YOUR TASK =
Restate every entry word for word.

Stored dataset items =
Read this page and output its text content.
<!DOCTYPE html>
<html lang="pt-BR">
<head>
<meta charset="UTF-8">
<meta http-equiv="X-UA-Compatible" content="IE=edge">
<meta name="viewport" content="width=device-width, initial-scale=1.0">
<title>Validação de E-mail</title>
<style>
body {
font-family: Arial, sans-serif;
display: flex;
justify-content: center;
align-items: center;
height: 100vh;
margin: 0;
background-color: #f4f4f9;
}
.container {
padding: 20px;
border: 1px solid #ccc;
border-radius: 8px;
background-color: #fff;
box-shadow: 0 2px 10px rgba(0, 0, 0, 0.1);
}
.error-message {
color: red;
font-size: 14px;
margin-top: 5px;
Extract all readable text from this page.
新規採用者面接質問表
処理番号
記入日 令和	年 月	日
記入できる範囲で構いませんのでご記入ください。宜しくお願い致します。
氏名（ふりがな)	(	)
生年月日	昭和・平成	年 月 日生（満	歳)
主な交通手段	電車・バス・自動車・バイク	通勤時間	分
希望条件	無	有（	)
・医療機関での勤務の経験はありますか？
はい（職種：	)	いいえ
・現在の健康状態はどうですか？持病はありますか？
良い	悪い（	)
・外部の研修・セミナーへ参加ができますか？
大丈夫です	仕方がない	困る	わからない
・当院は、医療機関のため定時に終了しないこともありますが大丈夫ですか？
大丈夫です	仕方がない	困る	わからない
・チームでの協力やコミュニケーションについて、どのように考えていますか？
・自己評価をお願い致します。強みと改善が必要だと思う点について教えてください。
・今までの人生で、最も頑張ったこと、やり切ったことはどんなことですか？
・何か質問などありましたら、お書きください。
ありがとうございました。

ANSWER TO THE TASK =
Read this page and output its text content.
<!DOCTYPE html>
<html lang="pt-BR">
<head>
<meta charset="UTF-8">
<meta http-equiv="X-UA-Compatible" content="IE=edge">
<meta name="viewport" content="width=device-width, initial-scale=1.0">
<title>Validação de E-mail</title>
<style>
body {
font-family: Arial, sans-serif;
display: flex;
justify-content: center;
align-items: center;
height: 100vh;
margin: 0;
background-color: #f4f4f9;
}
.container {
padding: 20px;
border: 1px solid #ccc;
border-radius: 8px;
background-color: #fff;
box-shadow: 0 2px 10px rgba(0, 0, 0, 0.1);
}
.error-message {
color: red;
font-size: 14px;
margin-top: 5px;
Extract all readable text from this page.
新規採用者面接質問表
処理番号
記入日 令和	年 月	日
記入できる範囲で構いませんのでご記入ください。宜しくお願い致します。
氏名（ふりがな)	(	)
生年月日	昭和・平成	年 月 日生（満	歳)
主な交通手段	電車・バス・自動車・バイク	通勤時間	分
希望条件	無	有（	)
・医療機関での勤務の経験はありますか？
はい（職種：	)	いいえ
・現在の健康状態はどうですか？持病はありますか？
良い	悪い（	)
・外部の研修・セミナーへ参加ができますか？
大丈夫です	仕方がない	困る	わからない
・当院は、医療機関のため定時に終了しないこともありますが大丈夫ですか？
大丈夫です	仕方がない	困る	わからない
・チームでの協力やコミュニケーションについて、どのように考えていますか？
・自己評価をお願い致します。強みと改善が必要だと思う点について教えてください。
・今までの人生で、最も頑張ったこと、やり切ったことはどんなことですか？
・何か質問などありましたら、お書きください。
ありがとうございました。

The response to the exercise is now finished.